◆ Written instruction: Copy out each line of the material below with no changes.

◆ Supplied data:
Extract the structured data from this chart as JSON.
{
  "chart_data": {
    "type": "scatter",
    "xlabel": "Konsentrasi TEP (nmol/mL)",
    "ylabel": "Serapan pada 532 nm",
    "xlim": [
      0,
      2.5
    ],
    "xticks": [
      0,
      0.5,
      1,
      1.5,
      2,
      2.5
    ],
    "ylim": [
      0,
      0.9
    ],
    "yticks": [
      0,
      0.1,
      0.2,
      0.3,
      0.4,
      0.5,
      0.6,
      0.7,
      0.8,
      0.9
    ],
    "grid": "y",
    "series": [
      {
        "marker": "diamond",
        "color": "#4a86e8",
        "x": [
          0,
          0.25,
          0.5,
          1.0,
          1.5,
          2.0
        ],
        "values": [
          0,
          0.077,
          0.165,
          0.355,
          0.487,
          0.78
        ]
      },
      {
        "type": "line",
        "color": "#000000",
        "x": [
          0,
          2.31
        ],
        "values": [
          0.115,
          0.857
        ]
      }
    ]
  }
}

◆ Exercise result:
Extract the structured data from this chart as JSON.
{
  "chart_data": {
    "type": "scatter",
    "xlabel": "Konsentrasi TEP (nmol/mL)",
    "ylabel": "Serapan pada 532 nm",
    "xlim": [
      0,
      2.5
    ],
    "xticks": [
      0,
      0.5,
      1,
      1.5,
      2,
      2.5
    ],
    "ylim": [
      0,
      0.9
    ],
    "yticks": [
      0,
      0.1,
      0.2,
      0.3,
      0.4,
      0.5,
      0.6,
      0.7,
      0.8,
      0.9
    ],
    "grid": "y",
    "series": [
      {
        "marker": "diamond",
        "color": "#4a86e8",
        "x": [
          0,
          0.25,
          0.5,
          1.0,
          1.5,
          2.0
        ],
        "values": [
          0,
          0.077,
          0.165,
          0.355,
          0.487,
          0.78
        ]
      },
      {
        "type": "line",
        "color": "#000000",
        "x": [
          0,
          2.31
        ],
        "values": [
          0.115,
          0.857
        ]
      }
    ]
  }
}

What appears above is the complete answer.